**WRITTEN REQUEST**
Pick out each line of the records that includes the string "objectives", and copy it.

----------------

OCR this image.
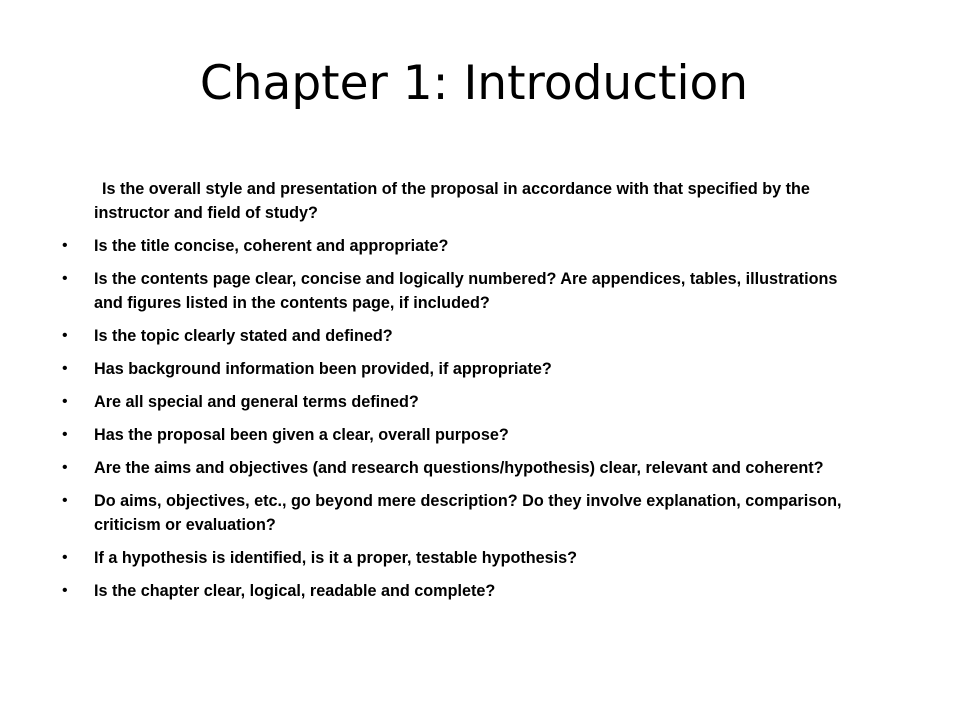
Chapter 1: Introduction
Is the overall style and presentation of the proposal in accordance with that specified by the instructor and field of study?
•	Is the title concise, coherent and appropriate?
•	Is the contents page clear, concise and logically numbered? Are appendices, tables, illustrations and figures listed in the contents page, if included?
•	Is the topic clearly stated and defined?
•	Has background information been provided, if appropriate?
•	Are all special and general terms defined?
•	Has the proposal been given a clear, overall purpose?
•	Are the aims and objectives (and research questions/hypothesis) clear, relevant and coherent?
•	Do aims, objectives, etc., go beyond mere description? Do they involve explanation, comparison, criticism or evaluation?
•	If a hypothesis is identified, is it a proper, testable hypothesis?
•	Is the chapter clear, logical, readable and complete?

----------------

**TASK RESULT**
•	Are the aims and objectives (and research questions/hypothesis) clear, relevant and coherent?
•	Do aims, objectives, etc., go beyond mere description? Do they involve explanation, comparison, criticism or evaluation?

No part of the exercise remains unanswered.